EXERCISE AIM: Your task is to repeat all of the material exactly.

EXTRACTED DATA:

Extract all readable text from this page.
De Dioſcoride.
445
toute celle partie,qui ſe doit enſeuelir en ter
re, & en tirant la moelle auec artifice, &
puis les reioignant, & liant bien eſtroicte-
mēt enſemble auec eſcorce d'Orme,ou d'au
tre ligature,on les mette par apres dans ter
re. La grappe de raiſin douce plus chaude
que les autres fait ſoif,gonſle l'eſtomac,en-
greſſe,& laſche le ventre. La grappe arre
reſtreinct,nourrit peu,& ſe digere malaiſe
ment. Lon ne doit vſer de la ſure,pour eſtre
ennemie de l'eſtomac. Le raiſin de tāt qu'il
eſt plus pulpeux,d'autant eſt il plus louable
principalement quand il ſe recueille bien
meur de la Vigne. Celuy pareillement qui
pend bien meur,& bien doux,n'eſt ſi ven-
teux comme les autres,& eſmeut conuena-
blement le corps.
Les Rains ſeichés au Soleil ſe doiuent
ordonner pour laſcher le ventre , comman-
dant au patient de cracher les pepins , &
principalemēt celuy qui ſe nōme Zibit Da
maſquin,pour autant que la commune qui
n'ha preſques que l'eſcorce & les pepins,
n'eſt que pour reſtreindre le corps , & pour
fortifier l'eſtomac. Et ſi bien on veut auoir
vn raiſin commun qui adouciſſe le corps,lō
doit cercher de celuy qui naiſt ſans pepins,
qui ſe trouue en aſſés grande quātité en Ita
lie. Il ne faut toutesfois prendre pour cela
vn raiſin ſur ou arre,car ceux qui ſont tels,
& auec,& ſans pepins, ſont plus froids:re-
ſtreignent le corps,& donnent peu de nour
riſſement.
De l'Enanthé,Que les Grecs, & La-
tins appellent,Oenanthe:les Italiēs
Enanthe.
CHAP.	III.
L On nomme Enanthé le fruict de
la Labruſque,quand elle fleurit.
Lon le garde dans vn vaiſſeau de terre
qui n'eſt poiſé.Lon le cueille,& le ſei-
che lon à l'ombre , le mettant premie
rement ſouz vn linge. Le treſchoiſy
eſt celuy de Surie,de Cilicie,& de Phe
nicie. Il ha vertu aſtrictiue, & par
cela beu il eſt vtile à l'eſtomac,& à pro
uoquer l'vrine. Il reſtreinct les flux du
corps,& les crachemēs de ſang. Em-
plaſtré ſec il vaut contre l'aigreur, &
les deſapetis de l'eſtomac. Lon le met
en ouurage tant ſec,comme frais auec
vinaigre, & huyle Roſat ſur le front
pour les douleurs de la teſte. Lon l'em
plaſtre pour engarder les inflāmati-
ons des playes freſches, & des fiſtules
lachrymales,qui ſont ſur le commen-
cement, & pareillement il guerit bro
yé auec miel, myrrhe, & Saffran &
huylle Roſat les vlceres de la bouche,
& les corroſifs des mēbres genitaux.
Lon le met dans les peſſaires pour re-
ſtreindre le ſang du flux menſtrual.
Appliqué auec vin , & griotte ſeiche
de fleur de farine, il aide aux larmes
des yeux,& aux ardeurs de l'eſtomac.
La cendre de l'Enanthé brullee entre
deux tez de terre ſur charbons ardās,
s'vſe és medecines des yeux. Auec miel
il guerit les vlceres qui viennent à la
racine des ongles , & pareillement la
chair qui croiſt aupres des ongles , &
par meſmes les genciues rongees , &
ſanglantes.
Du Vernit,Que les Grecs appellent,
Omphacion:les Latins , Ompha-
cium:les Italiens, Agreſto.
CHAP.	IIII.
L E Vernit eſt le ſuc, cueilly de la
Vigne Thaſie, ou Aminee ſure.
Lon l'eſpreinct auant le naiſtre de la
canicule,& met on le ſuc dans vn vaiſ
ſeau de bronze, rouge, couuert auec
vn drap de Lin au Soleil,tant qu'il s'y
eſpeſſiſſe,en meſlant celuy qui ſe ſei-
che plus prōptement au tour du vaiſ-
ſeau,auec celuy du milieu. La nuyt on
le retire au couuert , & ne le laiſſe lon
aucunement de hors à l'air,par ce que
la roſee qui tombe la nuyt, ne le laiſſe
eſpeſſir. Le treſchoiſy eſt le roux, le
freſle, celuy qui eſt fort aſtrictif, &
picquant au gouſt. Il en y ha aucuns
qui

RESPONSE:
Extract all readable text from this page.
De Dioſcoride.
445
toute celle partie,qui ſe doit enſeuelir en ter
re, & en tirant la moelle auec artifice, &
puis les reioignant, & liant bien eſtroicte-
mēt enſemble auec eſcorce d'Orme,ou d'au
tre ligature,on les mette par apres dans ter
re. La grappe de raiſin douce plus chaude
que les autres fait ſoif,gonſle l'eſtomac,en-
greſſe,& laſche le ventre. La grappe arre
reſtreinct,nourrit peu,& ſe digere malaiſe
ment. Lon ne doit vſer de la ſure,pour eſtre
ennemie de l'eſtomac. Le raiſin de tāt qu'il
eſt plus pulpeux,d'autant eſt il plus louable
principalement quand il ſe recueille bien
meur de la Vigne. Celuy pareillement qui
pend bien meur,& bien doux,n'eſt ſi ven-
teux comme les autres,& eſmeut conuena-
blement le corps.
Les Rains ſeichés au Soleil ſe doiuent
ordonner pour laſcher le ventre , comman-
dant au patient de cracher les pepins , &
principalemēt celuy qui ſe nōme Zibit Da
maſquin,pour autant que la commune qui
n'ha preſques que l'eſcorce & les pepins,
n'eſt que pour reſtreindre le corps , & pour
fortifier l'eſtomac. Et ſi bien on veut auoir
vn raiſin commun qui adouciſſe le corps,lō
doit cercher de celuy qui naiſt ſans pepins,
qui ſe trouue en aſſés grande quātité en Ita
lie. Il ne faut toutesfois prendre pour cela
vn raiſin ſur ou arre,car ceux qui ſont tels,
& auec,& ſans pepins, ſont plus froids:re-
ſtreignent le corps,& donnent peu de nour
riſſement.
De l'Enanthé,Que les Grecs, & La-
tins appellent,Oenanthe:les Italiēs
Enanthe.
CHAP.	III.
L On nomme Enanthé le fruict de
la Labruſque,quand elle fleurit.
Lon le garde dans vn vaiſſeau de terre
qui n'eſt poiſé.Lon le cueille,& le ſei-
che lon à l'ombre , le mettant premie
rement ſouz vn linge. Le treſchoiſy
eſt celuy de Surie,de Cilicie,& de Phe
nicie. Il ha vertu aſtrictiue, & par
cela beu il eſt vtile à l'eſtomac,& à pro
uoquer l'vrine. Il reſtreinct les flux du
corps,& les crachemēs de ſang. Em-
plaſtré ſec il vaut contre l'aigreur, &
les deſapetis de l'eſtomac. Lon le met
en ouurage tant ſec,comme frais auec
vinaigre, & huyle Roſat ſur le front
pour les douleurs de la teſte. Lon l'em
plaſtre pour engarder les inflāmati-
ons des playes freſches, & des fiſtules
lachrymales,qui ſont ſur le commen-
cement, & pareillement il guerit bro
yé auec miel, myrrhe, & Saffran &
huylle Roſat les vlceres de la bouche,
& les corroſifs des mēbres genitaux.
Lon le met dans les peſſaires pour re-
ſtreindre le ſang du flux menſtrual.
Appliqué auec vin , & griotte ſeiche
de fleur de farine, il aide aux larmes
des yeux,& aux ardeurs de l'eſtomac.
La cendre de l'Enanthé brullee entre
deux tez de terre ſur charbons ardās,
s'vſe és medecines des yeux. Auec miel
il guerit les vlceres qui viennent à la
racine des ongles , & pareillement la
chair qui croiſt aupres des ongles , &
par meſmes les genciues rongees , &
ſanglantes.
Du Vernit,Que les Grecs appellent,
Omphacion:les Latins , Ompha-
cium:les Italiens, Agreſto.
CHAP.	IIII.
L E Vernit eſt le ſuc, cueilly de la
Vigne Thaſie, ou Aminee ſure.
Lon l'eſpreinct auant le naiſtre de la
canicule,& met on le ſuc dans vn vaiſ
ſeau de bronze, rouge, couuert auec
vn drap de Lin au Soleil,tant qu'il s'y
eſpeſſiſſe,en meſlant celuy qui ſe ſei-
che plus prōptement au tour du vaiſ-
ſeau,auec celuy du milieu. La nuyt on
le retire au couuert , & ne le laiſſe lon
aucunement de hors à l'air,par ce que
la roſee qui tombe la nuyt, ne le laiſſe
eſpeſſir. Le treſchoiſy eſt le roux, le
freſle, celuy qui eſt fort aſtrictif, &
picquant au gouſt. Il en y ha aucuns
qui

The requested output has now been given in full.